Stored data
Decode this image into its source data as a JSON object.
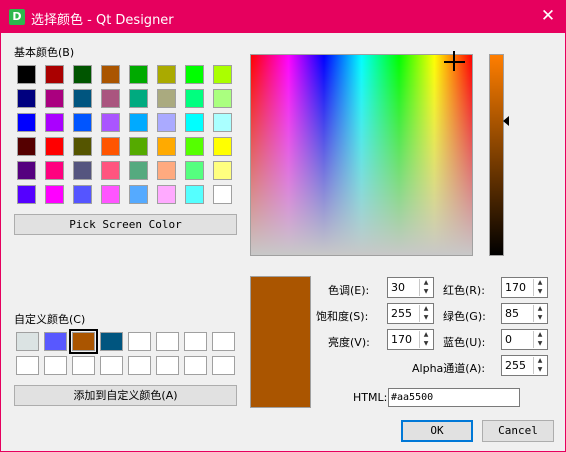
{
  "window": {
    "title": "选择颜色 - Qt Designer",
    "app_icon": "D"
  },
  "basic": {
    "label": "基本颜色(B)",
    "colors": [
      [
        "#000000",
        "#aa0000",
        "#005500",
        "#aa5500",
        "#00aa00",
        "#aaaa00",
        "#00ff00",
        "#aaff00"
      ],
      [
        "#00007f",
        "#aa007f",
        "#00557f",
        "#aa557f",
        "#00aa7f",
        "#aaaa7f",
        "#00ff7f",
        "#aaff7f"
      ],
      [
        "#0000ff",
        "#aa00ff",
        "#0055ff",
        "#aa55ff",
        "#00aaff",
        "#aaaaff",
        "#00ffff",
        "#aaffff"
      ],
      [
        "#550000",
        "#ff0000",
        "#555500",
        "#ff5500",
        "#55aa00",
        "#ffaa00",
        "#55ff00",
        "#ffff00"
      ],
      [
        "#55007f",
        "#ff007f",
        "#55557f",
        "#ff557f",
        "#55aa7f",
        "#ffaa7f",
        "#55ff7f",
        "#ffff7f"
      ],
      [
        "#5500ff",
        "#ff00ff",
        "#5555ff",
        "#ff55ff",
        "#55aaff",
        "#ffaaff",
        "#55ffff",
        "#ffffff"
      ]
    ]
  },
  "pick_screen_label": "Pick Screen Color",
  "custom": {
    "label": "自定义颜色(C)",
    "colors": [
      [
        "#dbe3e3",
        "#5858ff",
        "#aa5500",
        "#00557f",
        "#ffffff",
        "#ffffff",
        "#ffffff",
        "#ffffff"
      ],
      [
        "#ffffff",
        "#ffffff",
        "#ffffff",
        "#ffffff",
        "#ffffff",
        "#ffffff",
        "#ffffff",
        "#ffffff"
      ]
    ],
    "selected_index": 2
  },
  "add_custom_label": "添加到自定义颜色(A)",
  "current_color": "#aa5500",
  "fields": {
    "hue": {
      "label": "色调(E):",
      "value": "30"
    },
    "saturation": {
      "label": "饱和度(S):",
      "value": "255"
    },
    "value": {
      "label": "亮度(V):",
      "value": "170"
    },
    "red": {
      "label": "红色(R):",
      "value": "170"
    },
    "green": {
      "label": "绿色(G):",
      "value": "85"
    },
    "blue": {
      "label": "蓝色(U):",
      "value": "0"
    },
    "alpha": {
      "label": "Alpha通道(A):",
      "value": "255"
    }
  },
  "html": {
    "label": "HTML:",
    "value": "#aa5500"
  },
  "buttons": {
    "ok": "OK",
    "cancel": "Cancel"
  }
}
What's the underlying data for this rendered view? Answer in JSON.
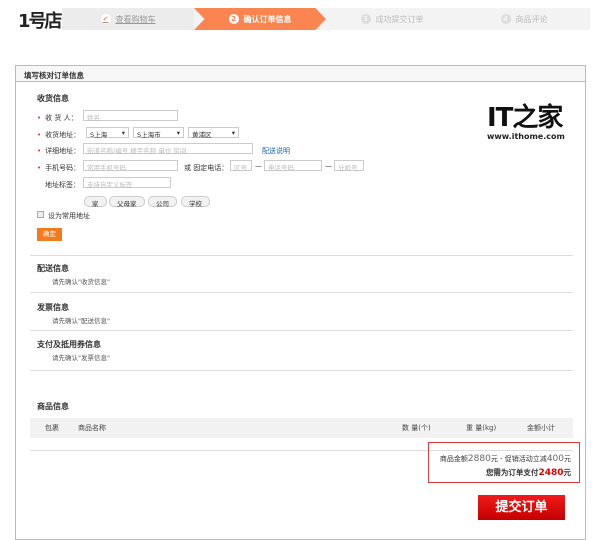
{
  "logo": {
    "text": "1号店"
  },
  "steps": [
    {
      "num": "✔",
      "label": "查看购物车"
    },
    {
      "num": "2",
      "label": "确认订单信息"
    },
    {
      "num": "3",
      "label": "成功提交订单"
    },
    {
      "num": "4",
      "label": "商品评论"
    }
  ],
  "panel_title": "填写核对订单信息",
  "receiver": {
    "title": "收货信息",
    "name_label": "收 货 人：",
    "name_placeholder": "姓名",
    "address_label": "收货地址：",
    "province": "S上海",
    "city": "S上海市",
    "district": "黄浦区",
    "detail_label": "详细地址：",
    "detail_placeholder": "街道名称/编号 楼宇名称 单位 房间",
    "delivery_link": "配送说明",
    "mobile_label": "手机号码：",
    "mobile_placeholder": "常用手机号码",
    "phone_label": "或 固定电话：",
    "area_placeholder": "区号",
    "phone_placeholder": "电话号码",
    "ext_placeholder": "分机号",
    "dash": "—",
    "tag_label": "地址标签：",
    "tag_placeholder": "支持自定义标签",
    "tags": [
      "家",
      "父母家",
      "公司",
      "学校"
    ],
    "default_label": "设为常用地址",
    "confirm": "确定"
  },
  "watermark": {
    "logo": "IT之家",
    "url": "www.ithome.com"
  },
  "sections": [
    {
      "title": "配送信息",
      "note": "请先确认\"收货信息\""
    },
    {
      "title": "发票信息",
      "note": "请先确认\"配送信息\""
    },
    {
      "title": "支付及抵用券信息",
      "note": "请先确认\"发票信息\""
    }
  ],
  "goods": {
    "title": "商品信息",
    "columns": [
      "包裹",
      "商品名称",
      "数 量(个)",
      "重 量(kg)",
      "金额小计"
    ]
  },
  "total": {
    "prefix": "商品金额",
    "amount": "2880",
    "unit": "元",
    "promo": " - 促销活动立减",
    "discount": "400",
    "pay_label": "您需为订单支付",
    "pay_amount": "2480"
  },
  "submit": "提交订单"
}
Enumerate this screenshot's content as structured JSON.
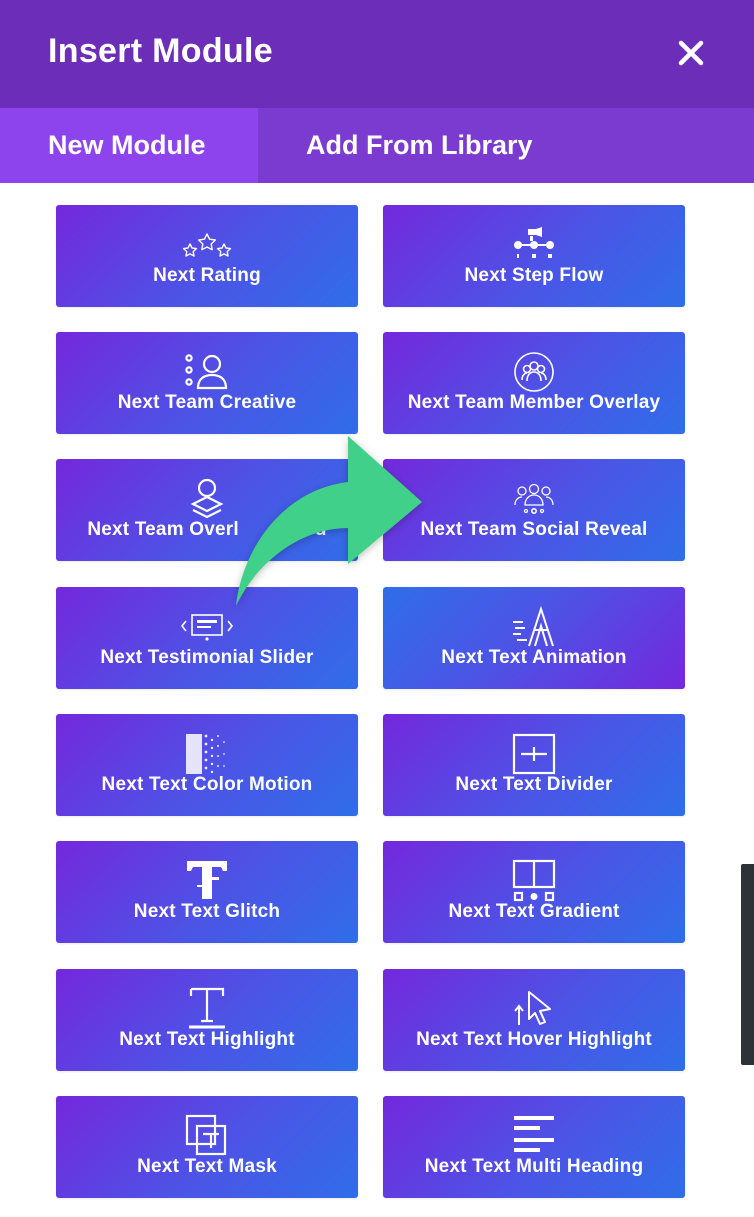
{
  "header": {
    "title": "Insert Module",
    "close_icon": "close-icon"
  },
  "tabs": [
    {
      "label": "New Module",
      "active": true
    },
    {
      "label": "Add From Library",
      "active": false
    }
  ],
  "modules": [
    {
      "label": "Next Rating",
      "icon": "rating-stars-icon"
    },
    {
      "label": "Next Step Flow",
      "icon": "step-flow-icon"
    },
    {
      "label": "Next Team Creative",
      "icon": "team-creative-icon"
    },
    {
      "label": "Next Team Member Overlay",
      "icon": "team-member-overlay-icon"
    },
    {
      "label": "Next Team Overl",
      "label_tail": "d",
      "icon": "team-overlay-card-icon"
    },
    {
      "label": "Next Team Social Reveal",
      "icon": "team-social-reveal-icon"
    },
    {
      "label": "Next Testimonial Slider",
      "icon": "testimonial-slider-icon"
    },
    {
      "label": "Next Text Animation",
      "icon": "text-animation-icon"
    },
    {
      "label": "Next Text Color Motion",
      "icon": "text-color-motion-icon"
    },
    {
      "label": "Next Text Divider",
      "icon": "text-divider-icon"
    },
    {
      "label": "Next Text Glitch",
      "icon": "text-glitch-icon"
    },
    {
      "label": "Next Text Gradient",
      "icon": "text-gradient-icon"
    },
    {
      "label": "Next Text Highlight",
      "icon": "text-highlight-icon"
    },
    {
      "label": "Next Text Hover Highlight",
      "icon": "text-hover-highlight-icon"
    },
    {
      "label": "Next Text Mask",
      "icon": "text-mask-icon"
    },
    {
      "label": "Next Text Multi Heading",
      "icon": "text-multi-heading-icon"
    }
  ],
  "overlay": {
    "icon": "curved-arrow-icon",
    "color": "#3fd08a"
  },
  "colors": {
    "header": "#6c2eb9",
    "tabs_bar": "#7b3ad0",
    "active_tab": "#8e44ec",
    "module_gradient_start": "#7428dc",
    "module_gradient_end": "#2f6ee8"
  }
}
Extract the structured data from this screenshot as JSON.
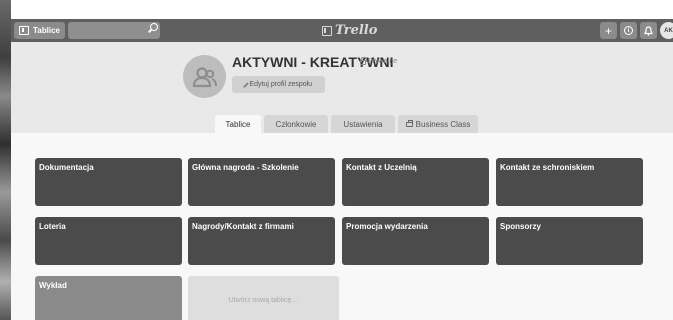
{
  "header": {
    "boards_label": "Tablice",
    "search_value": "",
    "logo_text": "Trello",
    "add_glyph": "+",
    "info_glyph": "i",
    "bell_glyph": "",
    "avatar_initials": "AK"
  },
  "team": {
    "name": "AKTYWNI - KREATYWNI",
    "visibility": "Prywatne",
    "edit_label": "Edytuj profil zespołu"
  },
  "tabs": [
    {
      "label": "Tablice",
      "active": true
    },
    {
      "label": "Członkowie",
      "active": false
    },
    {
      "label": "Ustawienia",
      "active": false
    },
    {
      "label": "Business Class",
      "active": false
    }
  ],
  "boards": [
    {
      "title": "Dokumentacja"
    },
    {
      "title": "Główna nagroda - Szkolenie"
    },
    {
      "title": "Kontakt z Uczelnią"
    },
    {
      "title": "Kontakt ze schroniskiem"
    },
    {
      "title": "Loteria"
    },
    {
      "title": "Nagrody/Kontakt z firmami"
    },
    {
      "title": "Promocja wydarzenia"
    },
    {
      "title": "Sponsorzy"
    },
    {
      "title": "Wykład"
    }
  ],
  "create_board_label": "Utwórz nową tablicę…",
  "colors": {
    "header_bg": "#5f5f5f",
    "tile_bg": "#4b4b4b",
    "tile_light_bg": "#8a8a8a",
    "page_bg": "#e9e9e9",
    "content_bg": "#f8f8f8"
  }
}
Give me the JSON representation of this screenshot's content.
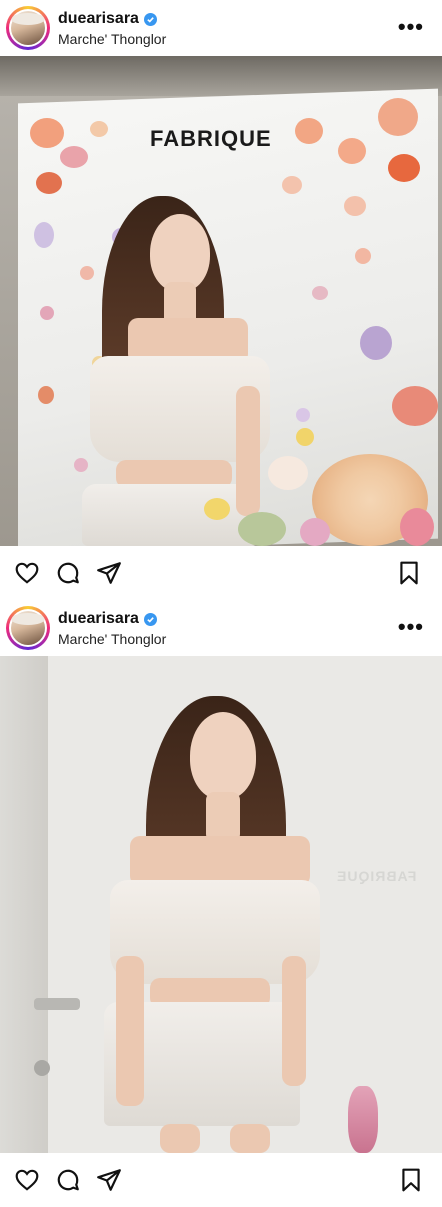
{
  "posts": [
    {
      "username": "duearisara",
      "location": "Marche' Thonglor",
      "photo_text": "FABRIQUE"
    },
    {
      "username": "duearisara",
      "location": "Marche' Thonglor",
      "photo_text": "FABRIQUE"
    }
  ],
  "icons": {
    "more": "more-options-icon",
    "like": "heart-icon",
    "comment": "comment-icon",
    "share": "send-icon",
    "save": "bookmark-icon",
    "verified": "verified-badge-icon"
  },
  "colors": {
    "verified": "#3897f0",
    "background": "#ffffff"
  }
}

| AIM OF THE EXERCISE |
List every line above that contains the word "structured".

| SOLUTION |
Enumerate this screenshot's content as structured JSON.
Extract the structured data from this screenshot as JSON.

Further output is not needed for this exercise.